What to do. From the listing below, return each line that includes "title".

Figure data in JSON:

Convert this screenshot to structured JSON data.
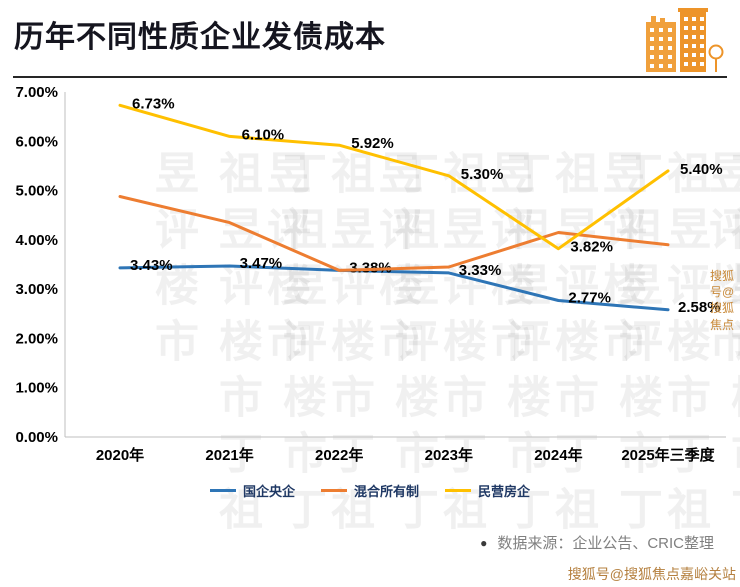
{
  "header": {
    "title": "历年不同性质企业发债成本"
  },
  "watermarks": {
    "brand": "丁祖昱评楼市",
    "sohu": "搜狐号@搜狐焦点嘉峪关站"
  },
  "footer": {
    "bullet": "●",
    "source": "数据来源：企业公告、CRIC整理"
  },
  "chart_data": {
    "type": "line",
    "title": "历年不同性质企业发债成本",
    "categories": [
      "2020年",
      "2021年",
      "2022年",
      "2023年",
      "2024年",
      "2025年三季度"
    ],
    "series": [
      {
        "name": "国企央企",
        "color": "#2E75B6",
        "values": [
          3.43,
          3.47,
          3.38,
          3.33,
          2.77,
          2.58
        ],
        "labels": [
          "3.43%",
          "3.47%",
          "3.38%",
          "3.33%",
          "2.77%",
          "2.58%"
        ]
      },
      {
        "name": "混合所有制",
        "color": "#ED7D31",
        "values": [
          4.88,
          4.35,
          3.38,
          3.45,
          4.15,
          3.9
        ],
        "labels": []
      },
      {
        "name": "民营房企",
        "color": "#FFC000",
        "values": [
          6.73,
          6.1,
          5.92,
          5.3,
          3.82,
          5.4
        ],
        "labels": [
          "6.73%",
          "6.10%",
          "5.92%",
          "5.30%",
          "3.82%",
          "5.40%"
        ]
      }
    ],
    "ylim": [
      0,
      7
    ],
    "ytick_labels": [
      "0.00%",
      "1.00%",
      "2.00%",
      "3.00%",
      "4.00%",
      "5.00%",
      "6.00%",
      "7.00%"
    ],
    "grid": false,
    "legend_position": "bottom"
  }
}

The response.
    "title": "历年不同性质企业发债成本"
    "title": "历年不同性质企业发债成本",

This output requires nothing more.